* Begin Task inputs *

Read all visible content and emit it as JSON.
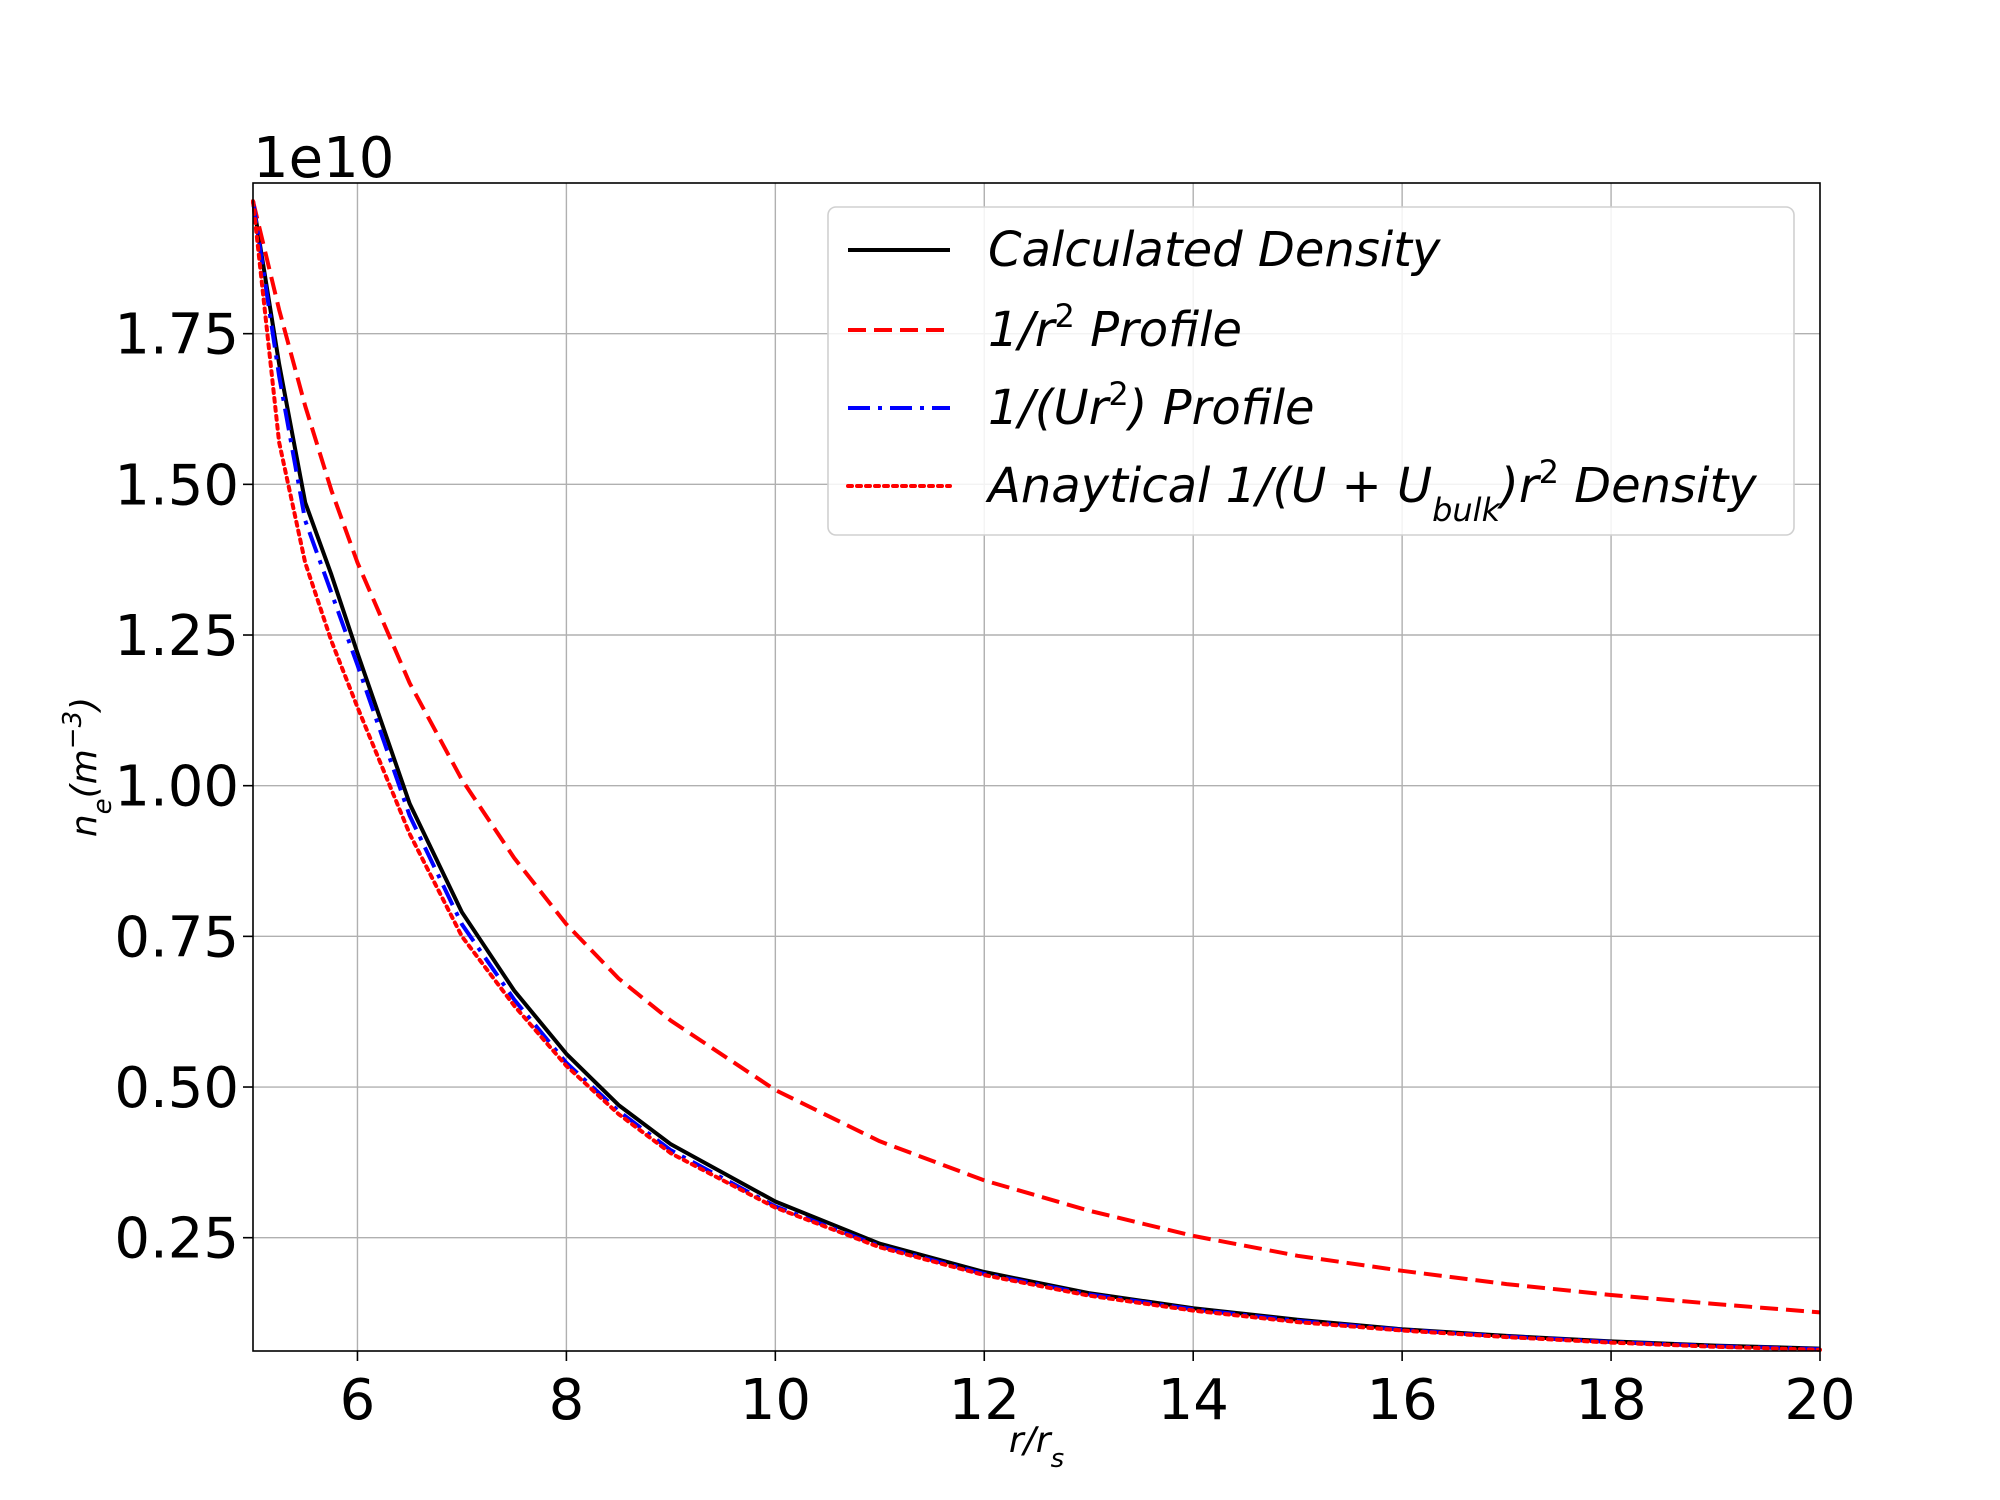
{
  "chart_data": {
    "type": "line",
    "x_range": [
      5,
      20
    ],
    "y_range": [
      0.062,
      2.0
    ],
    "y_scale_factor_label": "1e10",
    "xlabel": {
      "base": "r/r",
      "sub": "s"
    },
    "ylabel": {
      "base": "n",
      "sub": "e",
      "rest": "(m",
      "sup": "−3",
      "close": ")"
    },
    "xticks": [
      6,
      8,
      10,
      12,
      14,
      16,
      18,
      20
    ],
    "xtick_labels": [
      "6",
      "8",
      "10",
      "12",
      "14",
      "16",
      "18",
      "20"
    ],
    "yticks": [
      0.25,
      0.5,
      0.75,
      1.0,
      1.25,
      1.5,
      1.75
    ],
    "ytick_labels": [
      "0.25",
      "0.50",
      "0.75",
      "1.00",
      "1.25",
      "1.50",
      "1.75"
    ],
    "grid": true,
    "legend_position": "top-right",
    "x": [
      5,
      5.25,
      5.5,
      5.75,
      6,
      6.5,
      7,
      7.5,
      8,
      8.5,
      9,
      10,
      11,
      12,
      13,
      14,
      15,
      16,
      17,
      18,
      19,
      20
    ],
    "series": [
      {
        "name": "Calculated Density",
        "color": "#000000",
        "style": "solid",
        "values": [
          1.97,
          1.7,
          1.47,
          1.35,
          1.22,
          0.97,
          0.79,
          0.66,
          0.555,
          0.47,
          0.405,
          0.31,
          0.24,
          0.193,
          0.158,
          0.133,
          0.114,
          0.098,
          0.087,
          0.078,
          0.071,
          0.066
        ]
      },
      {
        "name": "1/r² Profile",
        "color": "#ff0000",
        "style": "dashed",
        "values": [
          1.97,
          1.79,
          1.63,
          1.49,
          1.37,
          1.17,
          1.01,
          0.88,
          0.77,
          0.68,
          0.61,
          0.495,
          0.41,
          0.345,
          0.295,
          0.253,
          0.22,
          0.195,
          0.173,
          0.155,
          0.14,
          0.126
        ]
      },
      {
        "name": "1/(Ur²) Profile",
        "color": "#0000ff",
        "style": "dashdot",
        "values": [
          1.97,
          1.68,
          1.44,
          1.32,
          1.2,
          0.95,
          0.77,
          0.645,
          0.54,
          0.46,
          0.395,
          0.302,
          0.236,
          0.19,
          0.156,
          0.131,
          0.112,
          0.097,
          0.086,
          0.077,
          0.07,
          0.065
        ]
      },
      {
        "name": "Anaytical 1/(U+U_bulk)r² Density",
        "color": "#ff0000",
        "style": "dotted",
        "values": [
          1.97,
          1.57,
          1.37,
          1.24,
          1.13,
          0.92,
          0.75,
          0.635,
          0.535,
          0.455,
          0.39,
          0.3,
          0.234,
          0.188,
          0.154,
          0.129,
          0.11,
          0.096,
          0.085,
          0.076,
          0.069,
          0.064
        ]
      }
    ],
    "legend": [
      {
        "parts": [
          {
            "t": "Calculated Density"
          }
        ]
      },
      {
        "parts": [
          {
            "t": "1/r"
          },
          {
            "t": "2",
            "sup": true
          },
          {
            "t": " Profile"
          }
        ]
      },
      {
        "parts": [
          {
            "t": "1/(Ur"
          },
          {
            "t": "2",
            "sup": true
          },
          {
            "t": ") Profile"
          }
        ]
      },
      {
        "parts": [
          {
            "t": "Anaytical 1/(U + U"
          },
          {
            "t": "bulk",
            "sub": true
          },
          {
            "t": ")r"
          },
          {
            "t": "2",
            "sup": true
          },
          {
            "t": " Density"
          }
        ]
      }
    ]
  }
}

* End Task inputs *

Do this: Copy the material exactly. Do not include the pictures.

Response to this exercise:
Read all visible content and emit it as JSON.
{
  "chart_data": {
    "type": "line",
    "x_range": [
      5,
      20
    ],
    "y_range": [
      0.062,
      2.0
    ],
    "y_scale_factor_label": "1e10",
    "xlabel": {
      "base": "r/r",
      "sub": "s"
    },
    "ylabel": {
      "base": "n",
      "sub": "e",
      "rest": "(m",
      "sup": "−3",
      "close": ")"
    },
    "xticks": [
      6,
      8,
      10,
      12,
      14,
      16,
      18,
      20
    ],
    "xtick_labels": [
      "6",
      "8",
      "10",
      "12",
      "14",
      "16",
      "18",
      "20"
    ],
    "yticks": [
      0.25,
      0.5,
      0.75,
      1.0,
      1.25,
      1.5,
      1.75
    ],
    "ytick_labels": [
      "0.25",
      "0.50",
      "0.75",
      "1.00",
      "1.25",
      "1.50",
      "1.75"
    ],
    "grid": true,
    "legend_position": "top-right",
    "x": [
      5,
      5.25,
      5.5,
      5.75,
      6,
      6.5,
      7,
      7.5,
      8,
      8.5,
      9,
      10,
      11,
      12,
      13,
      14,
      15,
      16,
      17,
      18,
      19,
      20
    ],
    "series": [
      {
        "name": "Calculated Density",
        "color": "#000000",
        "style": "solid",
        "values": [
          1.97,
          1.7,
          1.47,
          1.35,
          1.22,
          0.97,
          0.79,
          0.66,
          0.555,
          0.47,
          0.405,
          0.31,
          0.24,
          0.193,
          0.158,
          0.133,
          0.114,
          0.098,
          0.087,
          0.078,
          0.071,
          0.066
        ]
      },
      {
        "name": "1/r² Profile",
        "color": "#ff0000",
        "style": "dashed",
        "values": [
          1.97,
          1.79,
          1.63,
          1.49,
          1.37,
          1.17,
          1.01,
          0.88,
          0.77,
          0.68,
          0.61,
          0.495,
          0.41,
          0.345,
          0.295,
          0.253,
          0.22,
          0.195,
          0.173,
          0.155,
          0.14,
          0.126
        ]
      },
      {
        "name": "1/(Ur²) Profile",
        "color": "#0000ff",
        "style": "dashdot",
        "values": [
          1.97,
          1.68,
          1.44,
          1.32,
          1.2,
          0.95,
          0.77,
          0.645,
          0.54,
          0.46,
          0.395,
          0.302,
          0.236,
          0.19,
          0.156,
          0.131,
          0.112,
          0.097,
          0.086,
          0.077,
          0.07,
          0.065
        ]
      },
      {
        "name": "Anaytical 1/(U+U_bulk)r² Density",
        "color": "#ff0000",
        "style": "dotted",
        "values": [
          1.97,
          1.57,
          1.37,
          1.24,
          1.13,
          0.92,
          0.75,
          0.635,
          0.535,
          0.455,
          0.39,
          0.3,
          0.234,
          0.188,
          0.154,
          0.129,
          0.11,
          0.096,
          0.085,
          0.076,
          0.069,
          0.064
        ]
      }
    ],
    "legend": [
      {
        "parts": [
          {
            "t": "Calculated Density"
          }
        ]
      },
      {
        "parts": [
          {
            "t": "1/r"
          },
          {
            "t": "2",
            "sup": true
          },
          {
            "t": " Profile"
          }
        ]
      },
      {
        "parts": [
          {
            "t": "1/(Ur"
          },
          {
            "t": "2",
            "sup": true
          },
          {
            "t": ") Profile"
          }
        ]
      },
      {
        "parts": [
          {
            "t": "Anaytical 1/(U + U"
          },
          {
            "t": "bulk",
            "sub": true
          },
          {
            "t": ")r"
          },
          {
            "t": "2",
            "sup": true
          },
          {
            "t": " Density"
          }
        ]
      }
    ]
  }
}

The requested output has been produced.